### SHORT EXERCISE
Skip the images and copy each record exactly as written.

==== EXERCISE MATERIALS

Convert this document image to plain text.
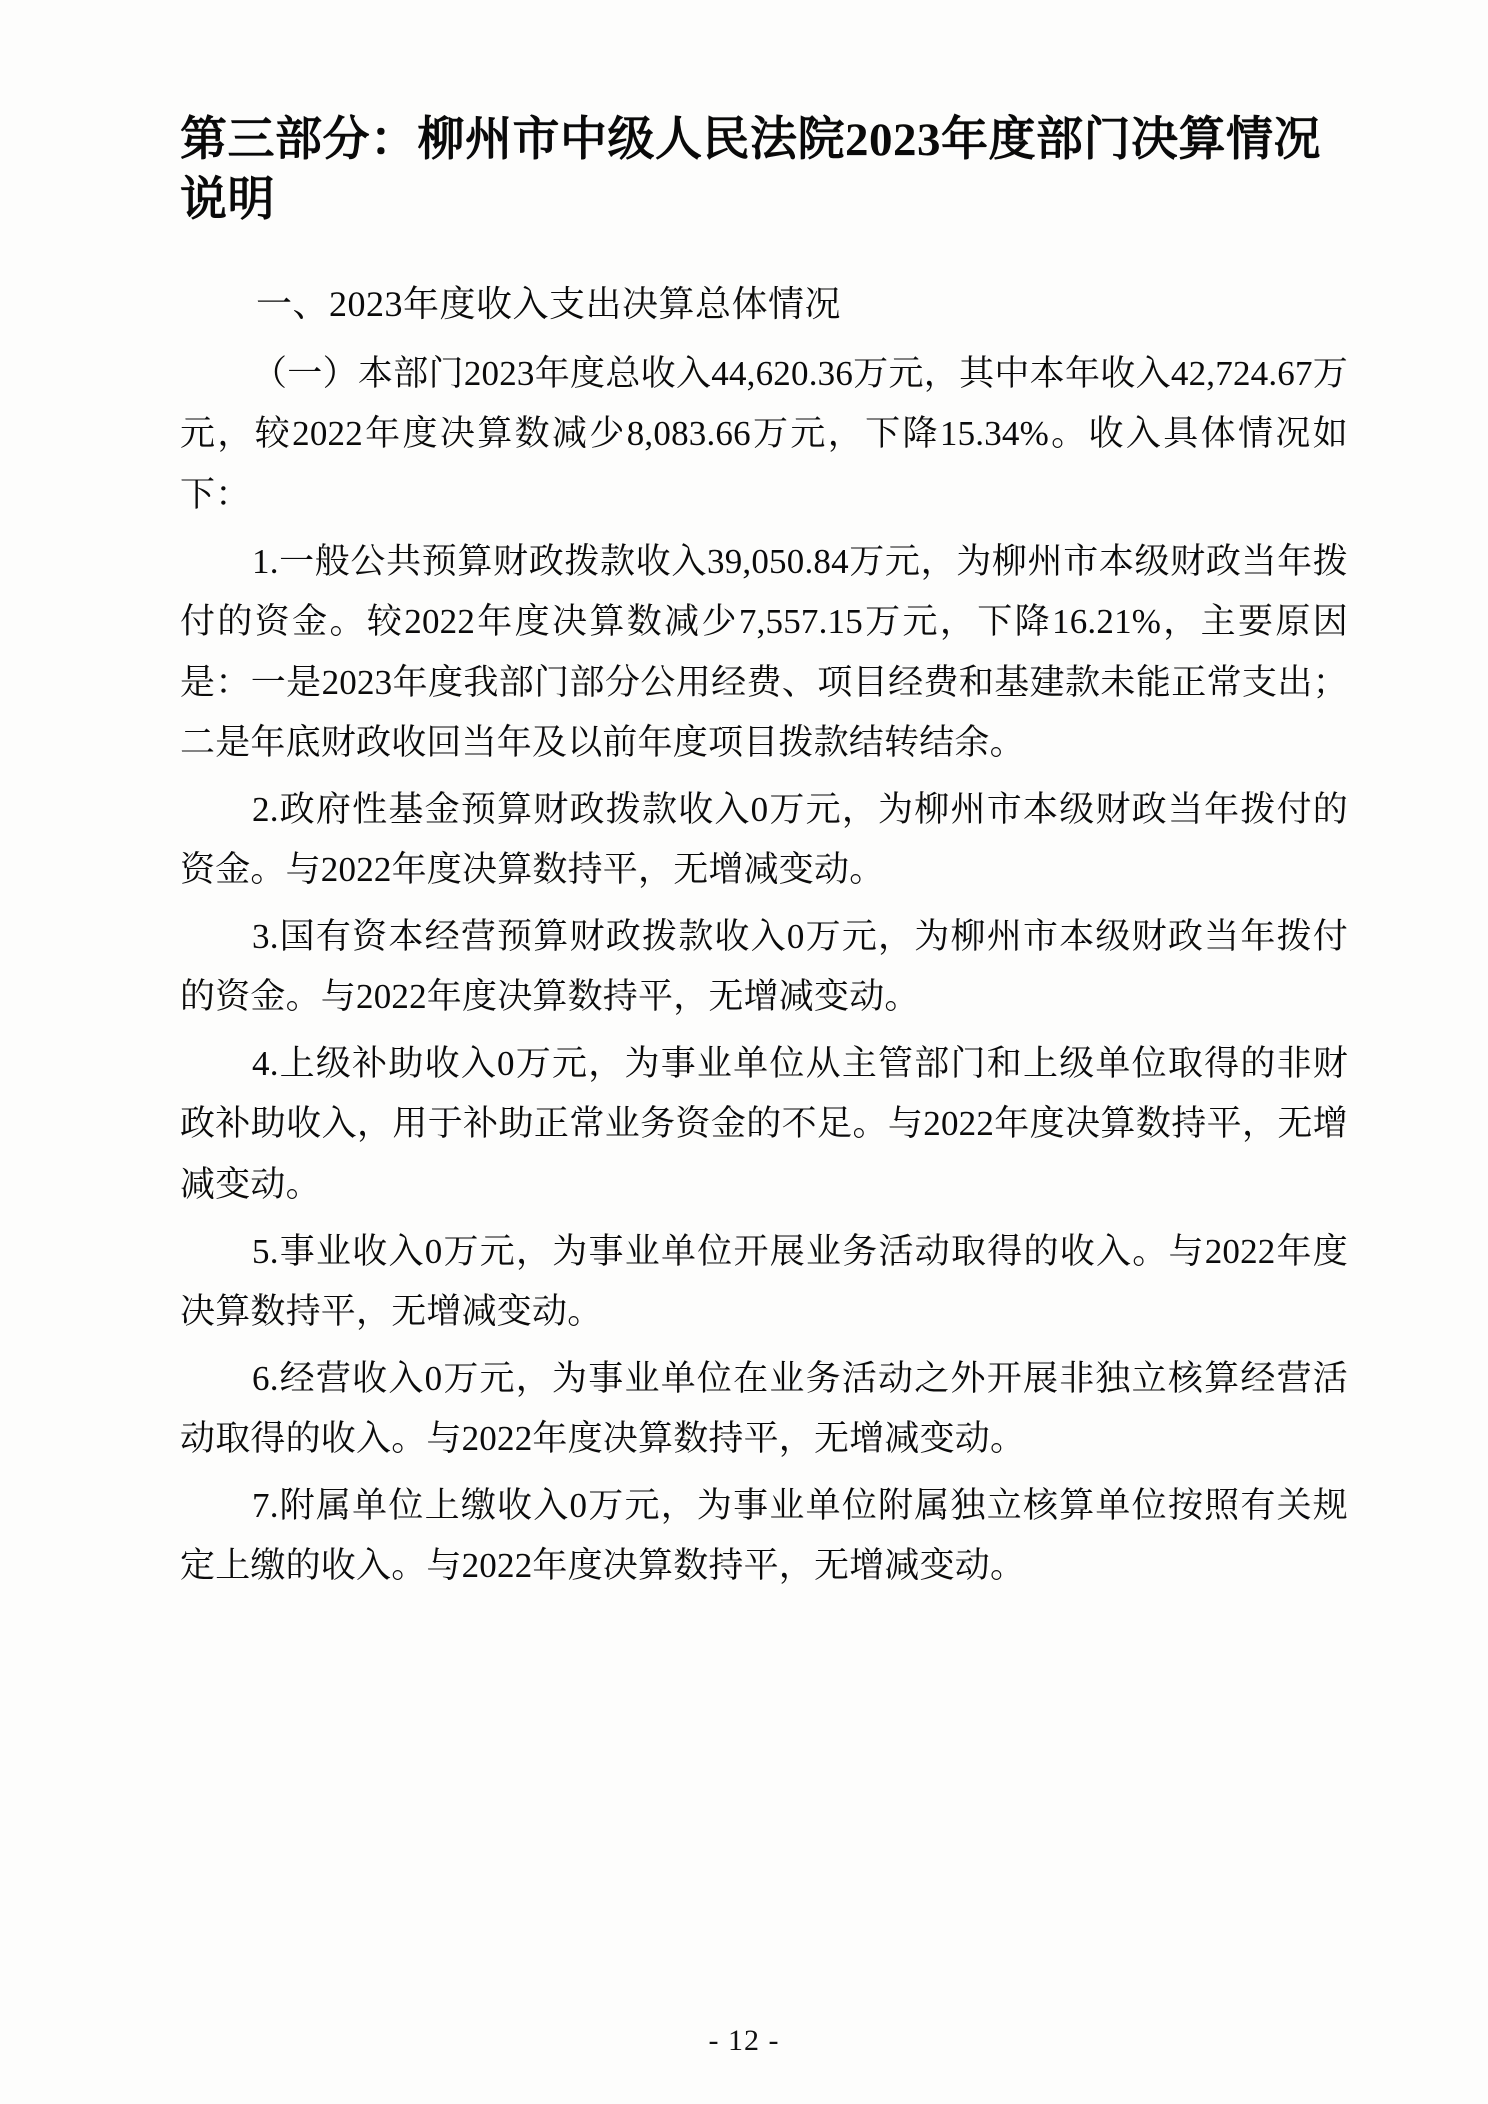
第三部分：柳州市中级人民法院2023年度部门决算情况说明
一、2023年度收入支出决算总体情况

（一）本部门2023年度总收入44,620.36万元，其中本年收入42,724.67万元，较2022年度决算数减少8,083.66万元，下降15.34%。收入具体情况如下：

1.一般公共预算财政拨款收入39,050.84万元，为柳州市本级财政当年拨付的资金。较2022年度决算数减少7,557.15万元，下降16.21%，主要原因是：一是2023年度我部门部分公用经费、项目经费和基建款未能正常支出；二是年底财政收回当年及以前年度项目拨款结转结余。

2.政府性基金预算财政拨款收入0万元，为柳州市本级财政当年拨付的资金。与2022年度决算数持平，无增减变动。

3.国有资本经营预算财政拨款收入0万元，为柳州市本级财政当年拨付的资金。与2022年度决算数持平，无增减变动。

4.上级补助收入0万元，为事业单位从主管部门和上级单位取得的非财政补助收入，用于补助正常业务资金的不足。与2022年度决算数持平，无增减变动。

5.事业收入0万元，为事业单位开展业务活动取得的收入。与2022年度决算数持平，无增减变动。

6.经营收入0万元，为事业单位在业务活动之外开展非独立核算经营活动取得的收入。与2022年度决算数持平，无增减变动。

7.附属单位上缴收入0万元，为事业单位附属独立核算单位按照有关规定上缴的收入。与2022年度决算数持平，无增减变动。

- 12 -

========

### PROBLEM SOLUTION
Convert this document image to plain text.
第三部分：柳州市中级人民法院2023年度部门决算情况说明
一、2023年度收入支出决算总体情况

（一）本部门2023年度总收入44,620.36万元，其中本年收入42,724.67万元，较2022年度决算数减少8,083.66万元，下降15.34%。收入具体情况如下：

1.一般公共预算财政拨款收入39,050.84万元，为柳州市本级财政当年拨付的资金。较2022年度决算数减少7,557.15万元，下降16.21%，主要原因是：一是2023年度我部门部分公用经费、项目经费和基建款未能正常支出；二是年底财政收回当年及以前年度项目拨款结转结余。

2.政府性基金预算财政拨款收入0万元，为柳州市本级财政当年拨付的资金。与2022年度决算数持平，无增减变动。

3.国有资本经营预算财政拨款收入0万元，为柳州市本级财政当年拨付的资金。与2022年度决算数持平，无增减变动。

4.上级补助收入0万元，为事业单位从主管部门和上级单位取得的非财政补助收入，用于补助正常业务资金的不足。与2022年度决算数持平，无增减变动。

5.事业收入0万元，为事业单位开展业务活动取得的收入。与2022年度决算数持平，无增减变动。

6.经营收入0万元，为事业单位在业务活动之外开展非独立核算经营活动取得的收入。与2022年度决算数持平，无增减变动。

7.附属单位上缴收入0万元，为事业单位附属独立核算单位按照有关规定上缴的收入。与2022年度决算数持平，无增减变动。

- 12 -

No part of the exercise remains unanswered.